▶ TASKS FOR THIS EXERCISE
A: In the Super 8 review, why did the reviewer struggle to care about most of the kids in the film? Answer in one to three sentences.
B: According to the Super 8 review, which two young actors do the best and most consistent work among the kids?
C: Extend the Super 8 review, picking up right after its final sentence.

▶ DOCUMENT
J.J. Abrams latest film Super 8 is not E.T., to which it doubtless will be compared. Nor is it Close Encounters of the Third Kind, another film in the Steven Spielberg oeuvre to which it also owes a great debt. Heck, it isn’t even The Goonies. It is not any of these films.
Instead, it’s a stark reminder that having all the tricks in the bag doesn’t necessarily mean you can make magic. Being a fan of Abrams and his previous efforts, I went into Super 8 optimistic and enthusiastic that I was in for a great movie.
What I got instead was a shrill effort that accomplishes almost nothing except to demonstrate a filmmaker obviously at the top of his game technically, but seemingly lacking a grasp on what true human interaction, characters and to the greatest extent, story, are supposed to look like. I had a hard time caring about anyone in this movie, especially most of the kids. They all seem to exhist in the film mostly to fill a quota for a particular type of character.
You have the quiet kid who suffered a recent loss, the fat kid who tries to make up for it by being loud and bossy, the awkward kid who’s extremely nervous, the kid with braces who likes to blow stuff up because, as evidenced by the fact that you never see his parents, he’s obviously acting out. You also have the lonely, beautiful girl with the angry, drunk father.
She’s misunderstood by adults too and really has a heart of gold and helps bring out the best in our young hero. Each of the kids does have rare good moments in the film with the young girl Alice (Elle Fanning) and the main kid Joe (Joel Courtney) doing the best and most consistant work of the group. Fanning, in particular, stands out here.

▶ SUPPLIED ENTRIES
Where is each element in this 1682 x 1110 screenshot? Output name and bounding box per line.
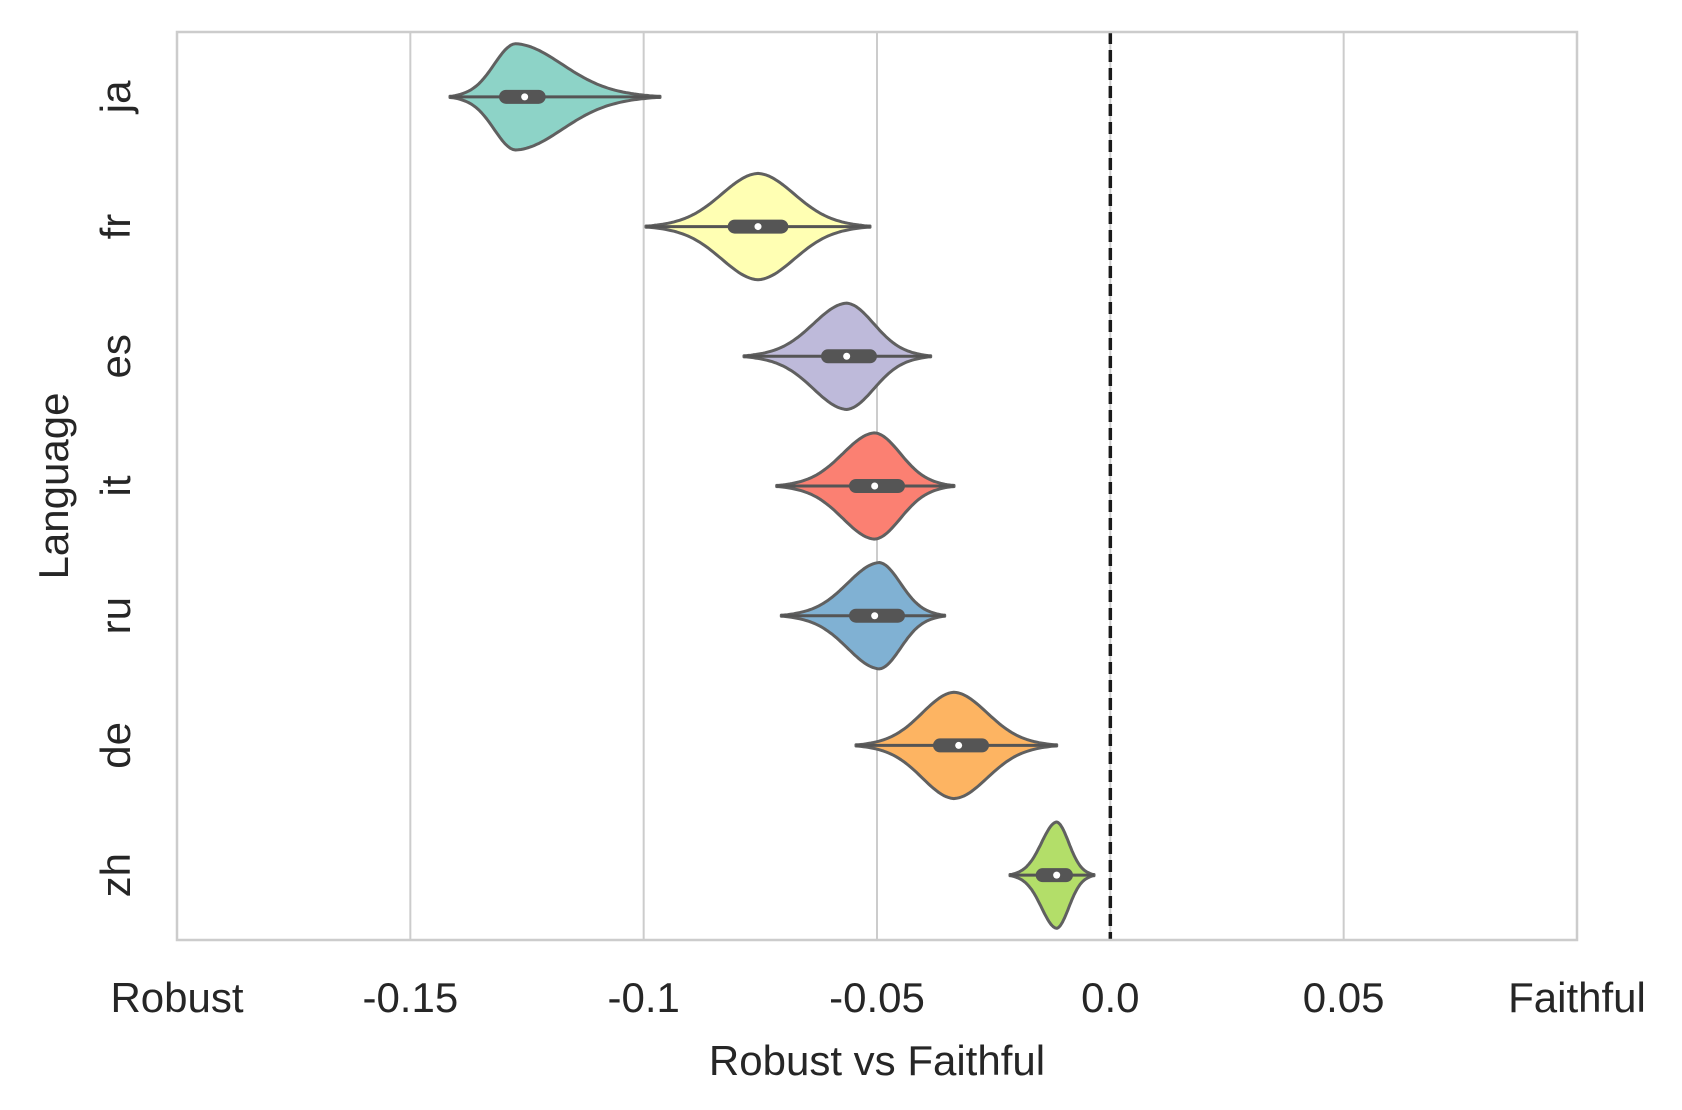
x-tick-label: Faithful xyxy=(1508,974,1646,1021)
violin-de xyxy=(854,690,1059,801)
y-tick-label-ru: ru xyxy=(92,597,139,634)
y-axis-label: Language xyxy=(30,393,77,580)
plot-area-frame xyxy=(175,30,1579,942)
violin-it xyxy=(775,431,956,541)
y-tick-label-es: es xyxy=(92,334,139,378)
violin-median-it xyxy=(871,482,879,490)
y-tick-label-de: de xyxy=(92,722,139,769)
violin-median-de xyxy=(955,741,963,749)
y-tick-label-it: it xyxy=(92,475,139,496)
violin-median-ja xyxy=(521,93,529,101)
violin-es xyxy=(742,301,933,411)
violin-ja xyxy=(448,42,662,152)
y-tick-labels: ja fr es it ru de zh xyxy=(92,80,139,897)
y-tick-label-fr: fr xyxy=(92,214,139,240)
x-tick-label: 0.0 xyxy=(1081,974,1139,1021)
violin-zh xyxy=(1008,820,1096,930)
x-tick-label: 0.05 xyxy=(1303,974,1385,1021)
y-tick-label-zh: zh xyxy=(92,853,139,897)
x-tick-label: -0.15 xyxy=(362,974,458,1021)
violin-median-es xyxy=(843,352,851,360)
x-tick-label: -0.05 xyxy=(829,974,925,1021)
x-tick-label: -0.1 xyxy=(607,974,679,1021)
violin-ru xyxy=(779,561,947,671)
violin-median-fr xyxy=(754,223,762,231)
violins xyxy=(448,42,1096,930)
violin-fr xyxy=(644,171,872,282)
violin-median-ru xyxy=(871,612,879,620)
x-tick-label: Robust xyxy=(110,974,243,1021)
x-tick-labels: Robust -0.15 -0.1 -0.05 0.0 0.05 Faithful xyxy=(110,974,1645,1021)
violin-median-zh xyxy=(1053,871,1061,879)
y-tick-label-ja: ja xyxy=(92,80,139,115)
x-axis-label: Robust vs Faithful xyxy=(709,1037,1045,1084)
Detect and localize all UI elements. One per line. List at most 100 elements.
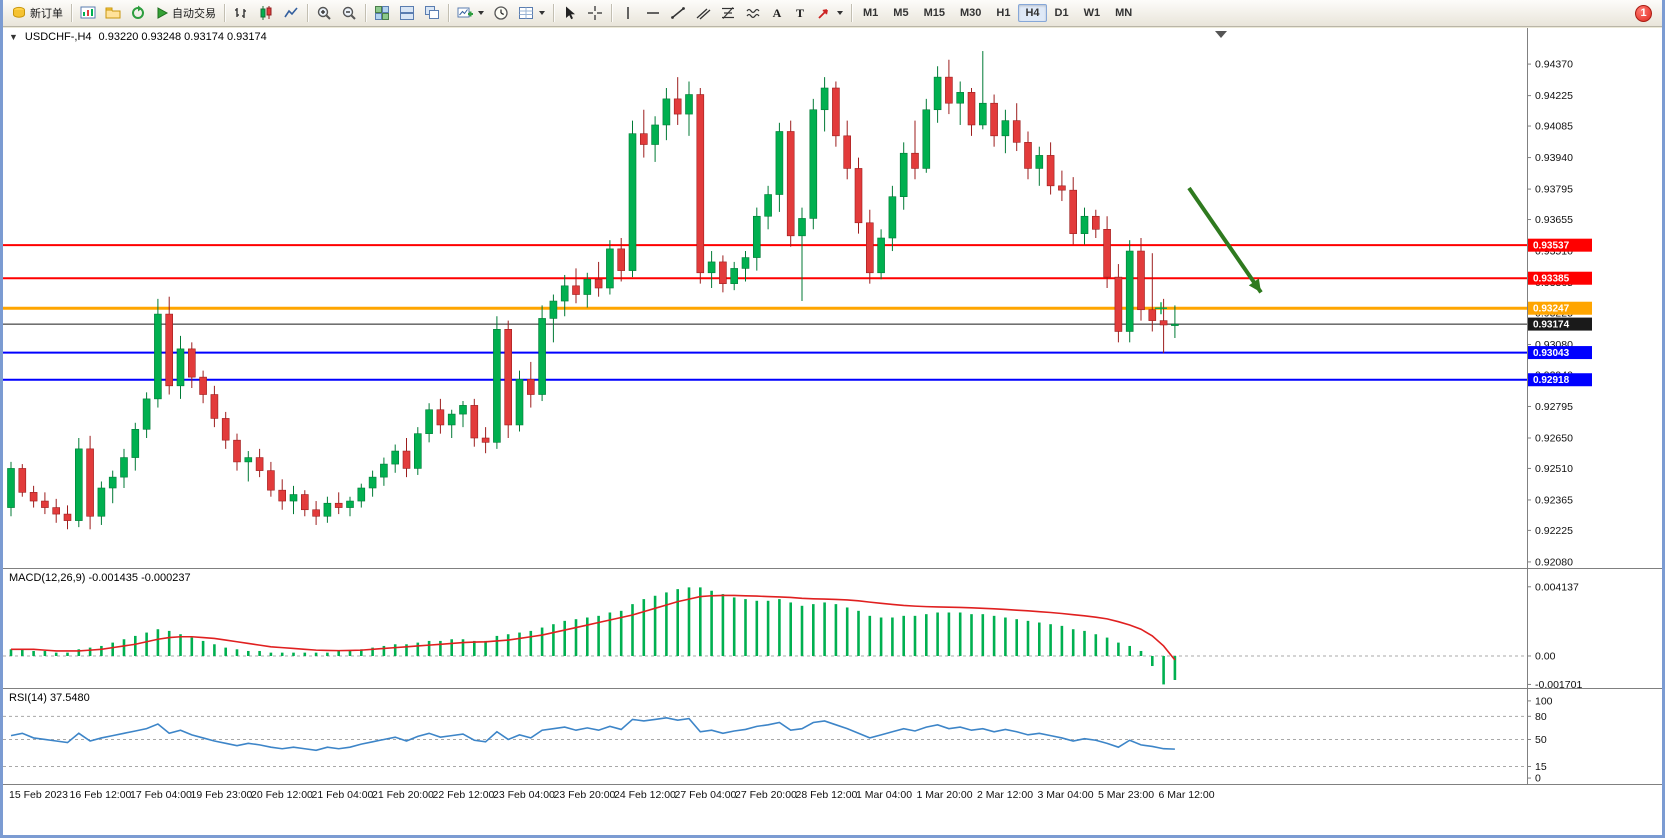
tile-grid-icon [374, 5, 390, 21]
cursor-icon [562, 5, 578, 21]
cascade-windows-button[interactable] [420, 2, 444, 24]
collapse-arrow-icon[interactable]: ▼ [9, 32, 18, 42]
cursor-tool-button[interactable] [558, 2, 582, 24]
waves-icon [745, 5, 761, 21]
label-tool-icon: T [795, 6, 804, 20]
svg-text:0.92365: 0.92365 [1535, 494, 1573, 506]
svg-text:5 Mar 23:00: 5 Mar 23:00 [1098, 789, 1154, 801]
svg-text:3 Mar 04:00: 3 Mar 04:00 [1038, 789, 1094, 801]
chart-window-icon [80, 5, 96, 21]
timeframe-m30-button[interactable]: M30 [959, 7, 982, 19]
candlestick-mode-button[interactable] [254, 2, 278, 24]
chart-ohlc-values: 0.93220 0.93248 0.93174 0.93174 [98, 31, 267, 43]
svg-text:0.00: 0.00 [1535, 650, 1556, 662]
new-chart-plus-icon [457, 5, 473, 21]
svg-text:2 Mar 12:00: 2 Mar 12:00 [977, 789, 1033, 801]
zoom-in-button[interactable] [312, 2, 336, 24]
refresh-button[interactable] [126, 2, 150, 24]
notification-badge[interactable]: 1 [1635, 4, 1652, 22]
svg-text:0.94225: 0.94225 [1535, 90, 1573, 102]
timeframe-m15-button[interactable]: M15 [923, 7, 945, 19]
svg-text:0.004137: 0.004137 [1535, 581, 1579, 593]
svg-text:0.93043: 0.93043 [1533, 348, 1570, 359]
timeframe-m1-button[interactable]: M1 [863, 7, 879, 19]
dropdown-arrow-icon [837, 11, 843, 15]
svg-text:1 Mar 20:00: 1 Mar 20:00 [917, 789, 973, 801]
svg-text:0.92650: 0.92650 [1535, 433, 1573, 445]
cascade-windows-icon [424, 5, 440, 21]
chart-symbol-timeframe: USDCHF-,H4 [24, 31, 92, 43]
template-icon [518, 5, 534, 21]
clock-icon [493, 5, 509, 21]
separator [448, 4, 449, 22]
profiles-button[interactable] [101, 2, 125, 24]
price-chart[interactable]: 0.94370 0.94225 0.94085 0.93940 0.93795 0.936… [3, 28, 1662, 806]
timeframe-h1-button[interactable]: H1 [996, 7, 1011, 19]
new-order-label: 新订单 [30, 8, 63, 20]
autotrading-button[interactable]: 自动交易 [151, 2, 220, 24]
crosshair-icon [587, 5, 603, 21]
play-icon [155, 6, 169, 20]
crosshair-tool-button[interactable] [583, 2, 607, 24]
timeframe-mn-button[interactable]: MN [1115, 7, 1133, 19]
separator [553, 4, 554, 22]
svg-text:0.93385: 0.93385 [1533, 274, 1570, 285]
timeframe-d1-button[interactable]: D1 [1054, 7, 1069, 19]
trendline-tool-button[interactable] [666, 2, 690, 24]
main-toolbar: 新订单 自动交易 A T [3, 0, 1662, 27]
line-chart-icon [283, 5, 299, 21]
line-chart-mode-button[interactable] [279, 2, 303, 24]
horizontal-line-tool-button[interactable] [641, 2, 665, 24]
separator [224, 4, 225, 22]
svg-text:0.94085: 0.94085 [1535, 121, 1573, 133]
svg-text:100: 100 [1535, 695, 1553, 707]
zoom-in-icon [316, 5, 332, 21]
ohlc-bars-icon [233, 5, 249, 21]
svg-text:0.92510: 0.92510 [1535, 463, 1573, 475]
channel-icon [695, 5, 711, 21]
period-button[interactable] [489, 2, 513, 24]
bar-chart-mode-button[interactable] [229, 2, 253, 24]
separator [851, 4, 852, 22]
svg-text:0: 0 [1535, 773, 1541, 785]
waves-tool-button[interactable] [741, 2, 765, 24]
template-button[interactable] [514, 2, 549, 24]
svg-text:0.93537: 0.93537 [1533, 241, 1570, 252]
timeframe-h4-button[interactable]: H4 [1018, 4, 1047, 22]
arrows-tool-button[interactable] [812, 2, 847, 24]
zoom-out-icon [341, 5, 357, 21]
channel-tool-button[interactable] [691, 2, 715, 24]
svg-text:0.94370: 0.94370 [1535, 59, 1573, 71]
timeframe-w1-button[interactable]: W1 [1083, 7, 1101, 19]
fibonacci-tool-button[interactable] [716, 2, 740, 24]
arrow-shape-icon [816, 5, 832, 21]
svg-text:22 Feb 12:00: 22 Feb 12:00 [433, 789, 495, 801]
new-chart-button[interactable] [453, 2, 488, 24]
charts-button[interactable] [76, 2, 100, 24]
tile-grid-button[interactable] [370, 2, 394, 24]
svg-text:21 Feb 04:00: 21 Feb 04:00 [312, 789, 374, 801]
svg-text:23 Feb 04:00: 23 Feb 04:00 [493, 789, 555, 801]
new-order-button[interactable]: 新订单 [7, 2, 67, 24]
zoom-out-button[interactable] [337, 2, 361, 24]
svg-text:15 Feb 2023: 15 Feb 2023 [9, 789, 68, 801]
svg-text:0.93940: 0.93940 [1535, 152, 1573, 164]
svg-text:23 Feb 20:00: 23 Feb 20:00 [554, 789, 616, 801]
macd-indicator-label: MACD(12,26,9) -0.001435 -0.000237 [9, 572, 191, 584]
svg-text:80: 80 [1535, 711, 1547, 723]
tile-windows-button[interactable] [395, 2, 419, 24]
tile-windows-icon [399, 5, 415, 21]
svg-text:27 Feb 20:00: 27 Feb 20:00 [735, 789, 797, 801]
new-order-icon [11, 5, 27, 21]
svg-text:17 Feb 04:00: 17 Feb 04:00 [130, 789, 192, 801]
label-tool-button[interactable]: T [789, 2, 811, 24]
text-tool-button[interactable]: A [766, 2, 788, 24]
vertical-line-tool-button[interactable] [616, 2, 640, 24]
svg-text:0.93174: 0.93174 [1533, 320, 1570, 331]
timeframe-m5-button[interactable]: M5 [893, 7, 909, 19]
separator [611, 4, 612, 22]
svg-text:15: 15 [1535, 761, 1547, 773]
separator [71, 4, 72, 22]
svg-text:19 Feb 23:00: 19 Feb 23:00 [191, 789, 253, 801]
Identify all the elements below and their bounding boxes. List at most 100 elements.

▶ ANSWERS BY TASK
A: The reviewer found that the kids seem to exist in the film mostly to fill a quota for a particular type of character, such as the quiet kid with a recent loss, the loud and bossy fat kid, the nervous awkward kid, and the kid with braces who likes to blow things up.

B: Elle Fanning as Alice and Joel Courtney as Joe.

C:
You also have the stock bad guy Colonel Nelec (Noah Emeric) who is so one dimensional if he turned sideways, I’m almost certain he would disappear. He may as well be wearing an “I’m the bad guy” t-shirt as he goes through the motions trying to kill the creature. I’m sure you can guess what happens to him. And, of course, there’s the reliable Kyle Chandler as Deputy Lamp, Joe’s distant father who learns a valuable lesson about forgiveness seemingly out of nowhere.
(From here on you may get some spoilers – Fair warning)
Sure, there are a few moments in Super 8 where genuine emotion happens, but they are quickly swept aside with more parlor tricks and a repetroir of gags that include shaking bushes, sound effects, monsters reflected in water and all those many elements we’ve seen done before when they were new the first time. I’m not completely sure but if there wasn’t a cup of water vibrating on a dashboard, there should have been.
And did I forget to mention the lens flare? Oh yes, it’s there. In spades.
The film is often very violent as well. Seeing all the explsions, gunfire and more (one of the kids even “takes one in the leg”) play out during the film I can almost understand why Spielberg felt the need to replace the firearms in E.T. with walkie talkies. Maybe guns really don’t belong in a kids movie? I guess Super 8 is not really a kids movie.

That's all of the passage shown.